Task goal:
Transcribe every line, keeping it exact.

Entries:
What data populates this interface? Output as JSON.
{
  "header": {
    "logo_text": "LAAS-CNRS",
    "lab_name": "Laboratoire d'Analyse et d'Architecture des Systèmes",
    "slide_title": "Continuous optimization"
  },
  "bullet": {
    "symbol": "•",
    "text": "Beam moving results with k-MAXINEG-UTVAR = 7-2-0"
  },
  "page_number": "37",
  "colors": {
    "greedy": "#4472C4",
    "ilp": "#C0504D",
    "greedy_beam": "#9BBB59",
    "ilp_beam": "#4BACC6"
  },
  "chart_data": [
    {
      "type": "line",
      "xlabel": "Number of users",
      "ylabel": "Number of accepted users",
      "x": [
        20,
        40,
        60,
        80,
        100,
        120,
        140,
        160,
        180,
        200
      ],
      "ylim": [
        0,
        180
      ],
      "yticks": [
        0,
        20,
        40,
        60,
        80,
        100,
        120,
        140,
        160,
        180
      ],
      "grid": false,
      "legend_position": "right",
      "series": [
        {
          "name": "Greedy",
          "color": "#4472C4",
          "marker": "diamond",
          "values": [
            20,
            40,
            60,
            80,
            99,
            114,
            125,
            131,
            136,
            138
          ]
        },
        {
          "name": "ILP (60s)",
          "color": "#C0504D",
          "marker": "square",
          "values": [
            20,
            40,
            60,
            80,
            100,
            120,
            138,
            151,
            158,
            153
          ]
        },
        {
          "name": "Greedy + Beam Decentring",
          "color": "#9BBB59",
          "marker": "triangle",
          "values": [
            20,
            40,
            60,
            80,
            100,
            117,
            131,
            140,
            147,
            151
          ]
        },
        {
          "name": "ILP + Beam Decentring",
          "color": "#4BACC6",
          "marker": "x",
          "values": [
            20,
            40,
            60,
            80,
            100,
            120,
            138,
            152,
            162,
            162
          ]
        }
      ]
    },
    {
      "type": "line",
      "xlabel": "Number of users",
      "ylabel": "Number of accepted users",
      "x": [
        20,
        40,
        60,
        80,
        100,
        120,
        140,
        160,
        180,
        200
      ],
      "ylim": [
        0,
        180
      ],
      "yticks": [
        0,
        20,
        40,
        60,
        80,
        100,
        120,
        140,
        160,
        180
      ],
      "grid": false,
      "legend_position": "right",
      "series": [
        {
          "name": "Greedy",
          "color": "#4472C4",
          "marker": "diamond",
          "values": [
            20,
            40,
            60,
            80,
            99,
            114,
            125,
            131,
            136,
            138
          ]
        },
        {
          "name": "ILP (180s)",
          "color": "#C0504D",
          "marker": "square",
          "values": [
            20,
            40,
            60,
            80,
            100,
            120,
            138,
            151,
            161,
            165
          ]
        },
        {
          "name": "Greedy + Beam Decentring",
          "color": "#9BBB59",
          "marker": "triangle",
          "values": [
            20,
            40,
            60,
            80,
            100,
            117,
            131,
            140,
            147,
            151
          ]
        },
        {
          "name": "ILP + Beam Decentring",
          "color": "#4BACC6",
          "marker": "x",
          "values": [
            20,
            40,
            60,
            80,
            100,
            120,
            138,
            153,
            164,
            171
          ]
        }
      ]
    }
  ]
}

Reply:
What data populates this interface? Output as JSON.
{
  "header": {
    "logo_text": "LAAS-CNRS",
    "lab_name": "Laboratoire d'Analyse et d'Architecture des Systèmes",
    "slide_title": "Continuous optimization"
  },
  "bullet": {
    "symbol": "•",
    "text": "Beam moving results with k-MAXINEG-UTVAR = 7-2-0"
  },
  "page_number": "37",
  "colors": {
    "greedy": "#4472C4",
    "ilp": "#C0504D",
    "greedy_beam": "#9BBB59",
    "ilp_beam": "#4BACC6"
  },
  "chart_data": [
    {
      "type": "line",
      "xlabel": "Number of users",
      "ylabel": "Number of accepted users",
      "x": [
        20,
        40,
        60,
        80,
        100,
        120,
        140,
        160,
        180,
        200
      ],
      "ylim": [
        0,
        180
      ],
      "yticks": [
        0,
        20,
        40,
        60,
        80,
        100,
        120,
        140,
        160,
        180
      ],
      "grid": false,
      "legend_position": "right",
      "series": [
        {
          "name": "Greedy",
          "color": "#4472C4",
          "marker": "diamond",
          "values": [
            20,
            40,
            60,
            80,
            99,
            114,
            125,
            131,
            136,
            138
          ]
        },
        {
          "name": "ILP (60s)",
          "color": "#C0504D",
          "marker": "square",
          "values": [
            20,
            40,
            60,
            80,
            100,
            120,
            138,
            151,
            158,
            153
          ]
        },
        {
          "name": "Greedy + Beam Decentring",
          "color": "#9BBB59",
          "marker": "triangle",
          "values": [
            20,
            40,
            60,
            80,
            100,
            117,
            131,
            140,
            147,
            151
          ]
        },
        {
          "name": "ILP + Beam Decentring",
          "color": "#4BACC6",
          "marker": "x",
          "values": [
            20,
            40,
            60,
            80,
            100,
            120,
            138,
            152,
            162,
            162
          ]
        }
      ]
    },
    {
      "type": "line",
      "xlabel": "Number of users",
      "ylabel": "Number of accepted users",
      "x": [
        20,
        40,
        60,
        80,
        100,
        120,
        140,
        160,
        180,
        200
      ],
      "ylim": [
        0,
        180
      ],
      "yticks": [
        0,
        20,
        40,
        60,
        80,
        100,
        120,
        140,
        160,
        180
      ],
      "grid": false,
      "legend_position": "right",
      "series": [
        {
          "name": "Greedy",
          "color": "#4472C4",
          "marker": "diamond",
          "values": [
            20,
            40,
            60,
            80,
            99,
            114,
            125,
            131,
            136,
            138
          ]
        },
        {
          "name": "ILP (180s)",
          "color": "#C0504D",
          "marker": "square",
          "values": [
            20,
            40,
            60,
            80,
            100,
            120,
            138,
            151,
            161,
            165
          ]
        },
        {
          "name": "Greedy + Beam Decentring",
          "color": "#9BBB59",
          "marker": "triangle",
          "values": [
            20,
            40,
            60,
            80,
            100,
            117,
            131,
            140,
            147,
            151
          ]
        },
        {
          "name": "ILP + Beam Decentring",
          "color": "#4BACC6",
          "marker": "x",
          "values": [
            20,
            40,
            60,
            80,
            100,
            120,
            138,
            153,
            164,
            171
          ]
        }
      ]
    }
  ]
}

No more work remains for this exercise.